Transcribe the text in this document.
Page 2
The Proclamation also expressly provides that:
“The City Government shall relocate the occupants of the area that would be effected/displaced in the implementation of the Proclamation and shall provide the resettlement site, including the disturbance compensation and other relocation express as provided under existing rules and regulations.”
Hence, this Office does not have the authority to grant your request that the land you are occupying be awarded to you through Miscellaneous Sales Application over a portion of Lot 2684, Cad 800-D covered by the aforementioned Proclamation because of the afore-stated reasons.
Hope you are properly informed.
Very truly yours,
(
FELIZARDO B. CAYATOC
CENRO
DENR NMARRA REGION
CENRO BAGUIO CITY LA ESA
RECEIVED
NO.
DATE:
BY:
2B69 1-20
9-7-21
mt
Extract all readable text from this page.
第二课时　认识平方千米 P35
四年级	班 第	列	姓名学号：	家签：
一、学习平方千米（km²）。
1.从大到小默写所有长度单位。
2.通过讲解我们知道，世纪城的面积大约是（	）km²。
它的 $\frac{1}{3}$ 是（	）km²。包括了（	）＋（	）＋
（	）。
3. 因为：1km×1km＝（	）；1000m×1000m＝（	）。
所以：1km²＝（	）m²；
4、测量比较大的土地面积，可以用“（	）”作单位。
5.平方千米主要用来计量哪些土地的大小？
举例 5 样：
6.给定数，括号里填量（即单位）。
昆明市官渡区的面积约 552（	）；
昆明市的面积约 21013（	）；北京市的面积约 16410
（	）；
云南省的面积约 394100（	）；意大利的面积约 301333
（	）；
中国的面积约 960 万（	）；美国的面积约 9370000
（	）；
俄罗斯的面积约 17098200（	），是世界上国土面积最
★ ★ ★
Stated exercise: Reproduce each record exactly, leaving nothing out.

Result:
Transcribe the text in this document.
Page 2
The Proclamation also expressly provides that:
“The City Government shall relocate the occupants of the area that would be effected/displaced in the implementation of the Proclamation and shall provide the resettlement site, including the disturbance compensation and other relocation express as provided under existing rules and regulations.”
Hence, this Office does not have the authority to grant your request that the land you are occupying be awarded to you through Miscellaneous Sales Application over a portion of Lot 2684, Cad 800-D covered by the aforementioned Proclamation because of the afore-stated reasons.
Hope you are properly informed.
Very truly yours,
(
FELIZARDO B. CAYATOC
CENRO
DENR NMARRA REGION
CENRO BAGUIO CITY LA ESA
RECEIVED
NO.
DATE:
BY:
2B69 1-20
9-7-21
mt
Extract all readable text from this page.
第二课时　认识平方千米 P35
四年级	班 第	列	姓名学号：	家签：
一、学习平方千米（km²）。
1.从大到小默写所有长度单位。
2.通过讲解我们知道，世纪城的面积大约是（	）km²。
它的 $\frac{1}{3}$ 是（	）km²。包括了（	）＋（	）＋
（	）。
3. 因为：1km×1km＝（	）；1000m×1000m＝（	）。
所以：1km²＝（	）m²；
4、测量比较大的土地面积，可以用“（	）”作单位。
5.平方千米主要用来计量哪些土地的大小？
举例 5 样：
6.给定数，括号里填量（即单位）。
昆明市官渡区的面积约 552（	）；
昆明市的面积约 21013（	）；北京市的面积约 16410
（	）；
云南省的面积约 394100（	）；意大利的面积约 301333
（	）；
中国的面积约 960 万（	）；美国的面积约 9370000
（	）；
俄罗斯的面积约 17098200（	），是世界上国土面积最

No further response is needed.